=== DATA TO USE ===

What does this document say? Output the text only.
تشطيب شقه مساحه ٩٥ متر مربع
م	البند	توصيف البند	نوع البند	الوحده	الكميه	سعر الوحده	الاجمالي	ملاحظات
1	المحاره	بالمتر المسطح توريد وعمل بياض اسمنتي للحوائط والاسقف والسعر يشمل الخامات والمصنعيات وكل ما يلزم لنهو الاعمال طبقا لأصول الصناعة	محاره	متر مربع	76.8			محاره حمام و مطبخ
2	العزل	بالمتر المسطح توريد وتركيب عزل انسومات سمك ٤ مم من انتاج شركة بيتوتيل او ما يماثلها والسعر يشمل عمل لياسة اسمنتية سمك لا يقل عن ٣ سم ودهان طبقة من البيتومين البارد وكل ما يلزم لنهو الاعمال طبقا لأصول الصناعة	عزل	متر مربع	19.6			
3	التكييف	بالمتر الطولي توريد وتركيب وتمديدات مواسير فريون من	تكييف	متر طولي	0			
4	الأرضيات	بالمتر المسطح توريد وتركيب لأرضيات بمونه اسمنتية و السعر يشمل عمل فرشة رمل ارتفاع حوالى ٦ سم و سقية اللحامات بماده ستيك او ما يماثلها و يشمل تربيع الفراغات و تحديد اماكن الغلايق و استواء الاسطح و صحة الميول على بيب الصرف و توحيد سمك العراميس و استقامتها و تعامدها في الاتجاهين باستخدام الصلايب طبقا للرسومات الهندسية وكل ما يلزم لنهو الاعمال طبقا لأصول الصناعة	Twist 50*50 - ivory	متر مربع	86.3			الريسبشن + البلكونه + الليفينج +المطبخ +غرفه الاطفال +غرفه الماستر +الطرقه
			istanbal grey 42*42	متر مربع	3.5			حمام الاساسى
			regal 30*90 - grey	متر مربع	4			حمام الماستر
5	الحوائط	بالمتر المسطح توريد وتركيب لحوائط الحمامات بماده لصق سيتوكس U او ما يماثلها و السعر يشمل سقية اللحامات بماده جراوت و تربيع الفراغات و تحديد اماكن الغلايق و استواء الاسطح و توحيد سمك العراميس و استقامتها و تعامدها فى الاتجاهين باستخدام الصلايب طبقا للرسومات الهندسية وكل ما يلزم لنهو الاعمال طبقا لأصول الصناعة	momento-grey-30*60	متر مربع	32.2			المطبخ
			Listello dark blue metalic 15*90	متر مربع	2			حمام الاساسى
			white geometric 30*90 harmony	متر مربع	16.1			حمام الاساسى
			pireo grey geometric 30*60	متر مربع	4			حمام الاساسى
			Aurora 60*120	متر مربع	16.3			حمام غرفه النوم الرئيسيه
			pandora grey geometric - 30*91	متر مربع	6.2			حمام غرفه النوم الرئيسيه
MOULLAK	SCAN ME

===
=== DATA TO USE ===

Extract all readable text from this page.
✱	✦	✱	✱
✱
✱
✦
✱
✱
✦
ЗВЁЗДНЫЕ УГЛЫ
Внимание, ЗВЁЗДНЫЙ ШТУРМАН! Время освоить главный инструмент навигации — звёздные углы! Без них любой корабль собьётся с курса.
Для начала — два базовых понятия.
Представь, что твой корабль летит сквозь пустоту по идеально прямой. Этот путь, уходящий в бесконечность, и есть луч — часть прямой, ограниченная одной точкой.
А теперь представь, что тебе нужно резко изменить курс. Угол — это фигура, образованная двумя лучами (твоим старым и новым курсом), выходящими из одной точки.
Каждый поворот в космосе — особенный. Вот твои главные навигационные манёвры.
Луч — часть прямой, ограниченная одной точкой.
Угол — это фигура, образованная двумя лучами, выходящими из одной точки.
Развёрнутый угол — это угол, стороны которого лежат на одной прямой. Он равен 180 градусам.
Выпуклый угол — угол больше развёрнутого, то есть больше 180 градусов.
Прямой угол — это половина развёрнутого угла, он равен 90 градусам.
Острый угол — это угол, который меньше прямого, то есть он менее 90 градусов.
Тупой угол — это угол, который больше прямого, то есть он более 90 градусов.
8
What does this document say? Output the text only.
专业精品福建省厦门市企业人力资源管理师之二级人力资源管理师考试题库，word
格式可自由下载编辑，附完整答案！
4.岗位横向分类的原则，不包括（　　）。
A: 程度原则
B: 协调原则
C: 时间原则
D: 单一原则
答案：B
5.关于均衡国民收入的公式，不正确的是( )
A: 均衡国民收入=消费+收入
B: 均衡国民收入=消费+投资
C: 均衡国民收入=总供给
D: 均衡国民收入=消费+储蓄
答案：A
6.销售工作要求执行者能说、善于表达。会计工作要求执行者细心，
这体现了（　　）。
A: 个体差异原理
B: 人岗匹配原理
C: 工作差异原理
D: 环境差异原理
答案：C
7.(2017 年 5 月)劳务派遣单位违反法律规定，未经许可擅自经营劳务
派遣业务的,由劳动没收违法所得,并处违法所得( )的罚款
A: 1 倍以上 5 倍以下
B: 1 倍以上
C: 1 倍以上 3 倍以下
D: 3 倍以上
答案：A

===

EXERCISE BRIEF>
Identify the lines that contain the string "لأصول", and copy every one of them.

FINAL RESULT>
1	المحاره	بالمتر المسطح توريد وعمل بياض اسمنتي للحوائط والاسقف والسعر يشمل الخامات والمصنعيات وكل ما يلزم لنهو الاعمال طبقا لأصول الصناعة	محاره	متر مربع	76.8			محاره حمام و مطبخ
2	العزل	بالمتر المسطح توريد وتركيب عزل انسومات سمك ٤ مم من انتاج شركة بيتوتيل او ما يماثلها والسعر يشمل عمل لياسة اسمنتية سمك لا يقل عن ٣ سم ودهان طبقة من البيتومين البارد وكل ما يلزم لنهو الاعمال طبقا لأصول الصناعة	عزل	متر مربع	19.6			
4	الأرضيات	بالمتر المسطح توريد وتركيب لأرضيات بمونه اسمنتية و السعر يشمل عمل فرشة رمل ارتفاع حوالى ٦ سم و سقية اللحامات بماده ستيك او ما يماثلها و يشمل تربيع الفراغات و تحديد اماكن الغلايق و استواء الاسطح و صحة الميول على بيب الصرف و توحيد سمك العراميس و استقامتها و تعامدها في الاتجاهين باستخدام الصلايب طبقا للرسومات الهندسية وكل ما يلزم لنهو الاعمال طبقا لأصول الصناعة	Twist 50*50 - ivory	متر مربع	86.3			الريسبشن + البلكونه + الليفينج +المطبخ +غرفه الاطفال +غرفه الماستر +الطرقه
5	الحوائط	بالمتر المسطح توريد وتركيب لحوائط الحمامات بماده لصق سيتوكس U او ما يماثلها و السعر يشمل سقية اللحامات بماده جراوت و تربيع الفراغات و تحديد اماكن الغلايق و استواء الاسطح و توحيد سمك العراميس و استقامتها و تعامدها فى الاتجاهين باستخدام الصلايب طبقا للرسومات الهندسية وكل ما يلزم لنهو الاعمال طبقا لأصول الصناعة	momento-grey-30*60	متر مربع	32.2			المطبخ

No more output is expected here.